_Task requirements_: Every line must be returned precisely as it is written.

━━ Data records

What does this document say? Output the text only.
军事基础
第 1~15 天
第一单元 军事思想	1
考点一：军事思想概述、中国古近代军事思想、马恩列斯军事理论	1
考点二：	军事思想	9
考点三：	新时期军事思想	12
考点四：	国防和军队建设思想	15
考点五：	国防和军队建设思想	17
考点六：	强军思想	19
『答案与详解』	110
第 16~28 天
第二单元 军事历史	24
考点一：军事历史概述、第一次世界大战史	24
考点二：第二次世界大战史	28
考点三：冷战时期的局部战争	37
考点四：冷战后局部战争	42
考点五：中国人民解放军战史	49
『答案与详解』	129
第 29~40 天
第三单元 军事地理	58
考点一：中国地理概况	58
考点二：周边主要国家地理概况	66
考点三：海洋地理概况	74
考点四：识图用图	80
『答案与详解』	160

━━━━

_Answer for the task_:
What does this document say? Output the text only.
军事基础
第 1~15 天
第一单元 军事思想	1
考点一：军事思想概述、中国古近代军事思想、马恩列斯军事理论	1
考点二：	军事思想	9
考点三：	新时期军事思想	12
考点四：	国防和军队建设思想	15
考点五：	国防和军队建设思想	17
考点六：	强军思想	19
『答案与详解』	110
第 16~28 天
第二单元 军事历史	24
考点一：军事历史概述、第一次世界大战史	24
考点二：第二次世界大战史	28
考点三：冷战时期的局部战争	37
考点四：冷战后局部战争	42
考点五：中国人民解放军战史	49
『答案与详解』	129
第 29~40 天
第三单元 军事地理	58
考点一：中国地理概况	58
考点二：周边主要国家地理概况	66
考点三：海洋地理概况	74
考点四：识图用图	80
『答案与详解』	160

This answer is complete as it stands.